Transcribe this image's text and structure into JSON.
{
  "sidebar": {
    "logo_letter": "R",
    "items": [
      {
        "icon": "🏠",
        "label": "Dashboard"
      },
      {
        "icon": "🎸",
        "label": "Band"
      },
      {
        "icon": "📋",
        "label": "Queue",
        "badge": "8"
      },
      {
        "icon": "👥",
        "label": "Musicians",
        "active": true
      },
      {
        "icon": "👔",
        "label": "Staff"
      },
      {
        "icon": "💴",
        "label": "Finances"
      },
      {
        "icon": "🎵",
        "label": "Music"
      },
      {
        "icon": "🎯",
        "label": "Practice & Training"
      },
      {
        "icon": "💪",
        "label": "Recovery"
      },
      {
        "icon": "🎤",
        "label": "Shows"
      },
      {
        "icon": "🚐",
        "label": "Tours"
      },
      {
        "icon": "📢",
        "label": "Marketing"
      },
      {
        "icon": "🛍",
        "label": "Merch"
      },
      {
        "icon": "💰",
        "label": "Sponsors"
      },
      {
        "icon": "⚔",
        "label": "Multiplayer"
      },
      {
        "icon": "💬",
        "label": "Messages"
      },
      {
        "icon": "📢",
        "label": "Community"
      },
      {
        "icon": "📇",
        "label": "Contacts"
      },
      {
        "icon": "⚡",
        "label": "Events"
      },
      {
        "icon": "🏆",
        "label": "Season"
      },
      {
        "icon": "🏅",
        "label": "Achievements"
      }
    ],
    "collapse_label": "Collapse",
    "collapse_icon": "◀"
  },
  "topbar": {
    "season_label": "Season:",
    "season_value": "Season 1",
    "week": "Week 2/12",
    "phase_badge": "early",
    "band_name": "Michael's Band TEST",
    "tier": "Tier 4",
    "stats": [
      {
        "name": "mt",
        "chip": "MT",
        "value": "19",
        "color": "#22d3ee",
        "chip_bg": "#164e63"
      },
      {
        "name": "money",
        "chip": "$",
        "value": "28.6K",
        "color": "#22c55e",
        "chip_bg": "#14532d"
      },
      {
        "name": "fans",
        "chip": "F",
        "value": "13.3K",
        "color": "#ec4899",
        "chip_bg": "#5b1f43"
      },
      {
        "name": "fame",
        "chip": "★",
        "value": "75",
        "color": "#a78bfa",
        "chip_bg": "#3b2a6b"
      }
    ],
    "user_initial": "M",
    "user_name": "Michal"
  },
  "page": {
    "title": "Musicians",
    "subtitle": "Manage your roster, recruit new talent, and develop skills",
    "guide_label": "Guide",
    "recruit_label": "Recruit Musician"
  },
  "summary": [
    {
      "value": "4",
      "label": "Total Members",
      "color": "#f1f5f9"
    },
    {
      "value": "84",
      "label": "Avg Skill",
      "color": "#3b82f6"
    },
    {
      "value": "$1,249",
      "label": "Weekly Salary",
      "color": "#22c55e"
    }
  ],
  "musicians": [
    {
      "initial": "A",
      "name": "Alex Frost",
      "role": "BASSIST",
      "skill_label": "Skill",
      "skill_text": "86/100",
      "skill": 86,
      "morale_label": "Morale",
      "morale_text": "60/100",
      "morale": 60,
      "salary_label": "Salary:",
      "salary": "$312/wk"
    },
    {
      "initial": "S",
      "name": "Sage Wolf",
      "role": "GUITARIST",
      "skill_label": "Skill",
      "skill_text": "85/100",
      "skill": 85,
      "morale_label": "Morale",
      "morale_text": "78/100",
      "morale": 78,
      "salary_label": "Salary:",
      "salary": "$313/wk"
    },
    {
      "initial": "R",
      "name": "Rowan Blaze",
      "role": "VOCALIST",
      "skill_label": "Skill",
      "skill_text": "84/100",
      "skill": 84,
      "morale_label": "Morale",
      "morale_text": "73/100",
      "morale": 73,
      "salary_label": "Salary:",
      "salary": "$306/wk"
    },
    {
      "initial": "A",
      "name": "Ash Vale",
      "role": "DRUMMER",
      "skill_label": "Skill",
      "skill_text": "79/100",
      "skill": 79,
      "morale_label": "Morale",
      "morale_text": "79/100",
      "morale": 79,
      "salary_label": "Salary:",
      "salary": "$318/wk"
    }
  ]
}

────────────────────

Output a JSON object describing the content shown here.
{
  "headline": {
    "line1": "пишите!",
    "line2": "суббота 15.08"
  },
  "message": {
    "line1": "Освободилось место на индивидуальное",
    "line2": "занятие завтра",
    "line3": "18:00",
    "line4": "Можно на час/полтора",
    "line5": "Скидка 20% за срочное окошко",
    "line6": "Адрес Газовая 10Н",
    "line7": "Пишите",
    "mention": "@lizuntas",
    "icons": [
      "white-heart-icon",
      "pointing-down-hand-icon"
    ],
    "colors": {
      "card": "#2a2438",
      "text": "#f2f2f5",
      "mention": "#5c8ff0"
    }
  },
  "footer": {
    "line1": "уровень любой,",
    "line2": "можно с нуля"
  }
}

────────────────────

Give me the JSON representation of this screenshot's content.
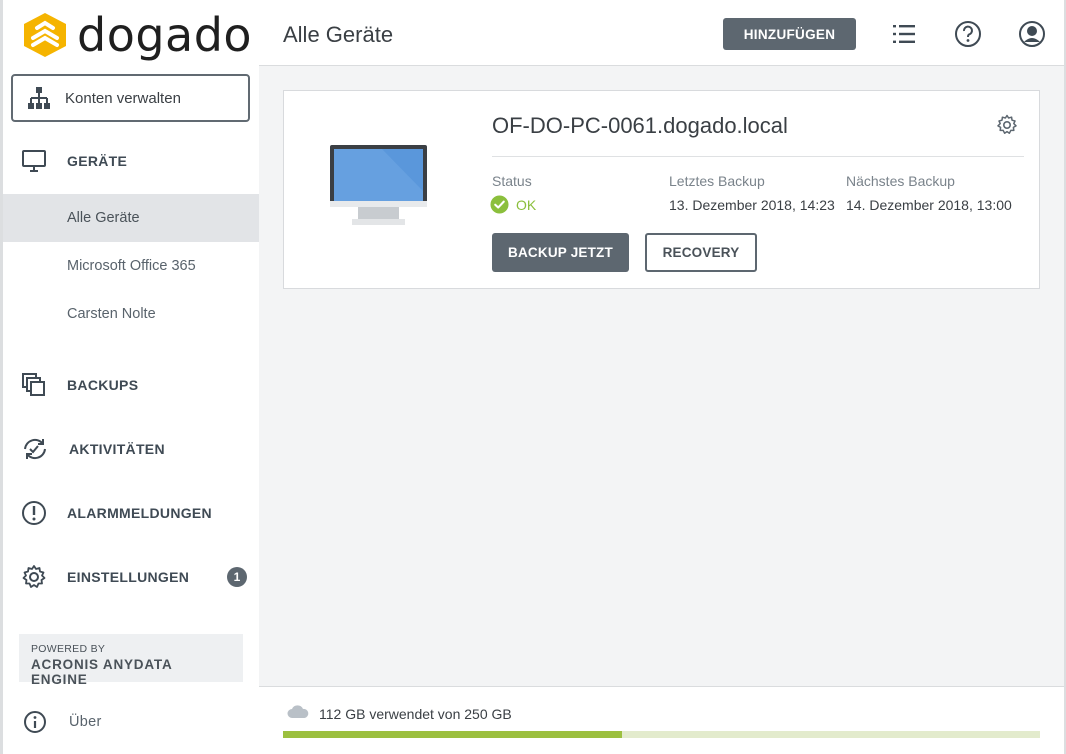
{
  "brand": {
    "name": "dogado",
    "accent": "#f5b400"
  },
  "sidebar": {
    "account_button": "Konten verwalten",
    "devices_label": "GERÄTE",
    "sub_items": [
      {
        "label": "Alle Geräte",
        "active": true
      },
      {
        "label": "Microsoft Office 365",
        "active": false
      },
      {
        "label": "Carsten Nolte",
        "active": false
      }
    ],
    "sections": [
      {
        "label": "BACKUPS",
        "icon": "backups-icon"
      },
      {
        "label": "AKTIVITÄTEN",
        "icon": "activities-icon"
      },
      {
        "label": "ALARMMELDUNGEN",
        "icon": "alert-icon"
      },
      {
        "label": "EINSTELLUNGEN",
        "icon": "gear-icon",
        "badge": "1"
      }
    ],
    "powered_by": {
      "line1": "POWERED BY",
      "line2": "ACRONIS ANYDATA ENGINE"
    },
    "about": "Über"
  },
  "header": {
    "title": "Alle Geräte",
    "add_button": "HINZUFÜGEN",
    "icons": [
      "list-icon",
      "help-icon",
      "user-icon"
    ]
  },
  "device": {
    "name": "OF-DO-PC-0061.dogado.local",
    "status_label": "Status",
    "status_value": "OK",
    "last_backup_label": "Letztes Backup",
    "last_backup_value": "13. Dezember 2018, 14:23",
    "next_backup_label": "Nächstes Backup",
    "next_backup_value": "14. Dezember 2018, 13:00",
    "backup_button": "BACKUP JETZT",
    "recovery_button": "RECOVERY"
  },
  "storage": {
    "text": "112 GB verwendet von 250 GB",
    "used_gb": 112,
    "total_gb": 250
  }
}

────────────────────

__DO THIS__. In the records above, collect each line with "Band".

__RESULT OF THE TASK__.
        "label": "Band"
    "band_name": "Michael's Band TEST",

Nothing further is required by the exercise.